### What you should do
Give the records again exactly. Pictures do not belong in the copy.

### Supplied material
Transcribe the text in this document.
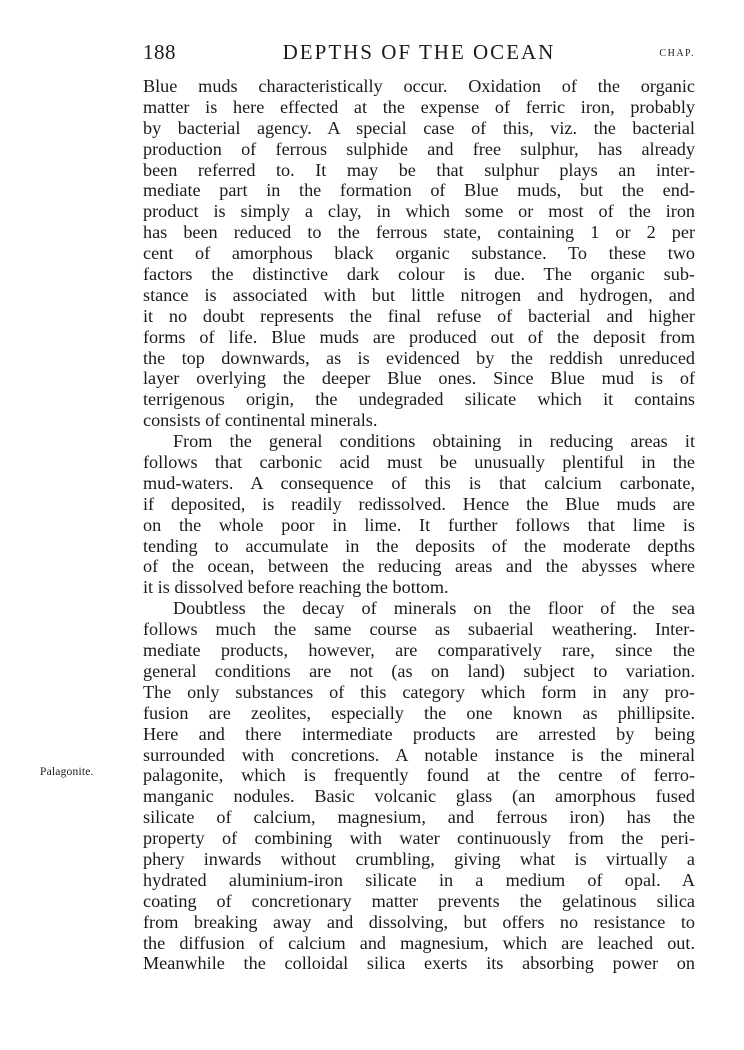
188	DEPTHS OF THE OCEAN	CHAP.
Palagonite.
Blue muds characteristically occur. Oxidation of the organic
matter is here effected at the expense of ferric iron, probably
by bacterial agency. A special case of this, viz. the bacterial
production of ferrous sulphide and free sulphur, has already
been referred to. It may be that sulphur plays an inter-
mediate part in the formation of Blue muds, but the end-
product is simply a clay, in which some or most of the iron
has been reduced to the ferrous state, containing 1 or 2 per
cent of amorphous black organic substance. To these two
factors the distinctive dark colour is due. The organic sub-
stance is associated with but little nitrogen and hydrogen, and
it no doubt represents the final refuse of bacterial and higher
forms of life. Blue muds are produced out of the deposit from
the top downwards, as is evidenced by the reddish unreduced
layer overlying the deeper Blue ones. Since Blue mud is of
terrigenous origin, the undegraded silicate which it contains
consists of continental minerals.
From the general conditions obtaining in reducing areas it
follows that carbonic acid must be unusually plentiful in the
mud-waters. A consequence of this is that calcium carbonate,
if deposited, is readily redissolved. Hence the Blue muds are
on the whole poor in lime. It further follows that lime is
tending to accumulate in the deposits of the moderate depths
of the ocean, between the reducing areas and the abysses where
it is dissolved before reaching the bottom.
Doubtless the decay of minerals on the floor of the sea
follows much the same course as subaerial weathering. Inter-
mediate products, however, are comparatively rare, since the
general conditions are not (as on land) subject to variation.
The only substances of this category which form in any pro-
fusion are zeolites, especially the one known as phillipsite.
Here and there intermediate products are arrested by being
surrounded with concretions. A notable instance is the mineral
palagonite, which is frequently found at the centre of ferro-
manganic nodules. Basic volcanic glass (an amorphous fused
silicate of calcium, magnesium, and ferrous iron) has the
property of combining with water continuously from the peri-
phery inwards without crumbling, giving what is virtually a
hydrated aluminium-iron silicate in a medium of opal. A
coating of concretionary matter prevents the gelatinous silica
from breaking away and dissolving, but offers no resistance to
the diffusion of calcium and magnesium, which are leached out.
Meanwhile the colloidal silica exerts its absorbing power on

### Task answer
Transcribe the text in this document.
188	DEPTHS OF THE OCEAN	CHAP.
Palagonite.
Blue muds characteristically occur. Oxidation of the organic
matter is here effected at the expense of ferric iron, probably
by bacterial agency. A special case of this, viz. the bacterial
production of ferrous sulphide and free sulphur, has already
been referred to. It may be that sulphur plays an inter-
mediate part in the formation of Blue muds, but the end-
product is simply a clay, in which some or most of the iron
has been reduced to the ferrous state, containing 1 or 2 per
cent of amorphous black organic substance. To these two
factors the distinctive dark colour is due. The organic sub-
stance is associated with but little nitrogen and hydrogen, and
it no doubt represents the final refuse of bacterial and higher
forms of life. Blue muds are produced out of the deposit from
the top downwards, as is evidenced by the reddish unreduced
layer overlying the deeper Blue ones. Since Blue mud is of
terrigenous origin, the undegraded silicate which it contains
consists of continental minerals.
From the general conditions obtaining in reducing areas it
follows that carbonic acid must be unusually plentiful in the
mud-waters. A consequence of this is that calcium carbonate,
if deposited, is readily redissolved. Hence the Blue muds are
on the whole poor in lime. It further follows that lime is
tending to accumulate in the deposits of the moderate depths
of the ocean, between the reducing areas and the abysses where
it is dissolved before reaching the bottom.
Doubtless the decay of minerals on the floor of the sea
follows much the same course as subaerial weathering. Inter-
mediate products, however, are comparatively rare, since the
general conditions are not (as on land) subject to variation.
The only substances of this category which form in any pro-
fusion are zeolites, especially the one known as phillipsite.
Here and there intermediate products are arrested by being
surrounded with concretions. A notable instance is the mineral
palagonite, which is frequently found at the centre of ferro-
manganic nodules. Basic volcanic glass (an amorphous fused
silicate of calcium, magnesium, and ferrous iron) has the
property of combining with water continuously from the peri-
phery inwards without crumbling, giving what is virtually a
hydrated aluminium-iron silicate in a medium of opal. A
coating of concretionary matter prevents the gelatinous silica
from breaking away and dissolving, but offers no resistance to
the diffusion of calcium and magnesium, which are leached out.
Meanwhile the colloidal silica exerts its absorbing power on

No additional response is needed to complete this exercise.